_Exercise objective_
Repeat each record below exactly, dropping the pictures.

Data records
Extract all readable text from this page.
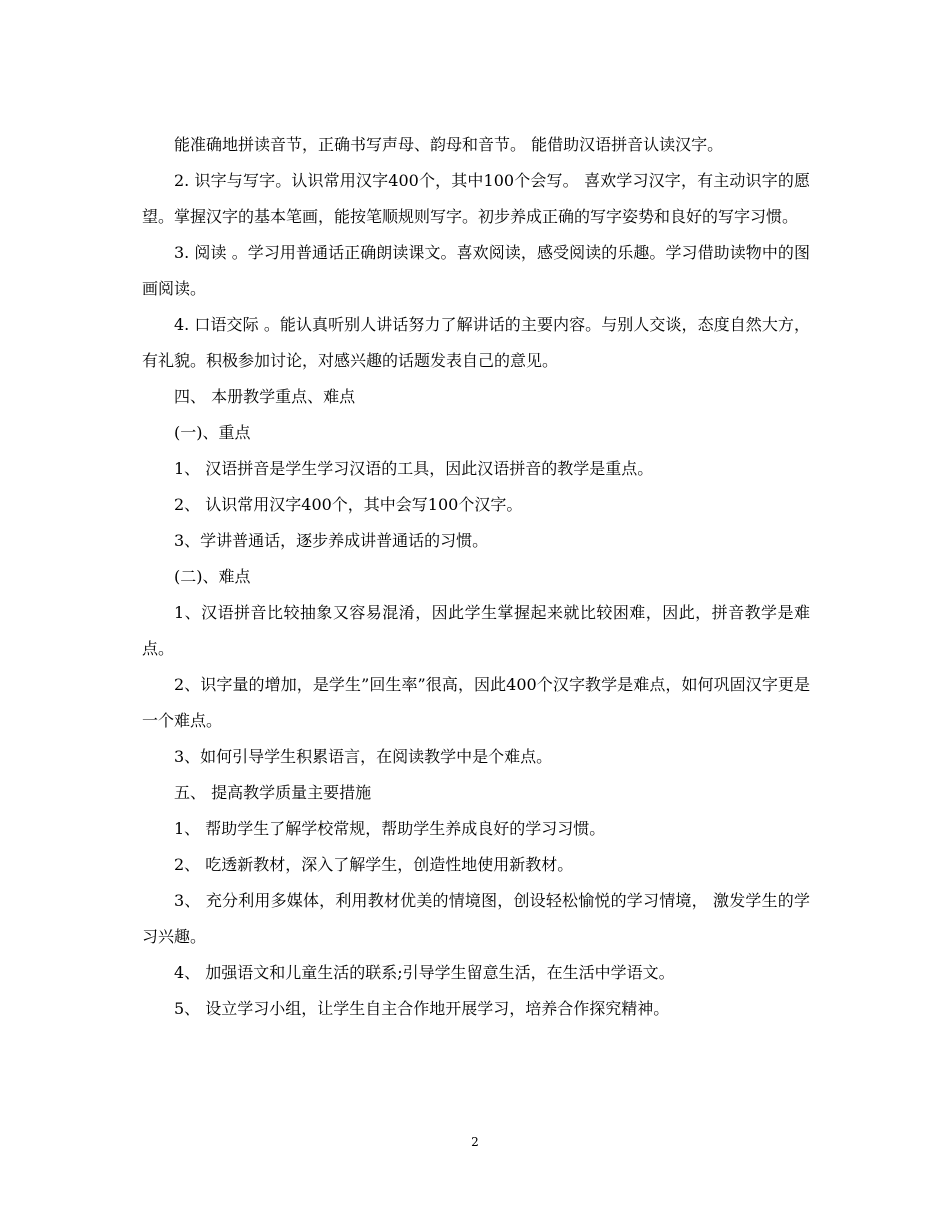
能准确地拼读音节，正确书写声母、韵母和音节。 能借助汉语拼音认读汉字。

2. 识字与写字。认识常用汉字400个，其中100个会写。 喜欢学习汉字，有主动识字的愿望。掌握汉字的基本笔画，能按笔顺规则写字。初步养成正确的写字姿势和良好的写字习惯。

3. 阅读 。学习用普通话正确朗读课文。喜欢阅读，感受阅读的乐趣。学习借助读物中的图画阅读。

4. 口语交际 。能认真听别人讲话努力了解讲话的主要内容。与别人交谈，态度自然大方，有礼貌。积极参加讨论，对感兴趣的话题发表自己的意见。

四、 本册教学重点、难点

(一)、重点

1、 汉语拼音是学生学习汉语的工具，因此汉语拼音的教学是重点。

2、 认识常用汉字400个，其中会写100个汉字。

3、学讲普通话，逐步养成讲普通话的习惯。

(二)、难点

1、汉语拼音比较抽象又容易混淆，因此学生掌握起来就比较困难，因此，拼音教学是难点。

2、识字量的增加，是学生”回生率”很高，因此400个汉字教学是难点，如何巩固汉字更是一个难点。

3、如何引导学生积累语言，在阅读教学中是个难点。

五、 提高教学质量主要措施

1、 帮助学生了解学校常规，帮助学生养成良好的学习习惯。

2、 吃透新教材，深入了解学生，创造性地使用新教材。

3、 充分利用多媒体，利用教材优美的情境图，创设轻松愉悦的学习情境， 激发学生的学习兴趣。

4、 加强语文和儿童生活的联系;引导学生留意生活，在生活中学语文。

5、 设立学习小组，让学生自主合作地开展学习，培养合作探究精神。

2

_Exercise response_
Extract all readable text from this page.
能准确地拼读音节，正确书写声母、韵母和音节。 能借助汉语拼音认读汉字。

2. 识字与写字。认识常用汉字400个，其中100个会写。 喜欢学习汉字，有主动识字的愿望。掌握汉字的基本笔画，能按笔顺规则写字。初步养成正确的写字姿势和良好的写字习惯。

3. 阅读 。学习用普通话正确朗读课文。喜欢阅读，感受阅读的乐趣。学习借助读物中的图画阅读。

4. 口语交际 。能认真听别人讲话努力了解讲话的主要内容。与别人交谈，态度自然大方，有礼貌。积极参加讨论，对感兴趣的话题发表自己的意见。

四、 本册教学重点、难点

(一)、重点

1、 汉语拼音是学生学习汉语的工具，因此汉语拼音的教学是重点。

2、 认识常用汉字400个，其中会写100个汉字。

3、学讲普通话，逐步养成讲普通话的习惯。

(二)、难点

1、汉语拼音比较抽象又容易混淆，因此学生掌握起来就比较困难，因此，拼音教学是难点。

2、识字量的增加，是学生”回生率”很高，因此400个汉字教学是难点，如何巩固汉字更是一个难点。

3、如何引导学生积累语言，在阅读教学中是个难点。

五、 提高教学质量主要措施

1、 帮助学生了解学校常规，帮助学生养成良好的学习习惯。

2、 吃透新教材，深入了解学生，创造性地使用新教材。

3、 充分利用多媒体，利用教材优美的情境图，创设轻松愉悦的学习情境， 激发学生的学习兴趣。

4、 加强语文和儿童生活的联系;引导学生留意生活，在生活中学语文。

5、 设立学习小组，让学生自主合作地开展学习，培养合作探究精神。

2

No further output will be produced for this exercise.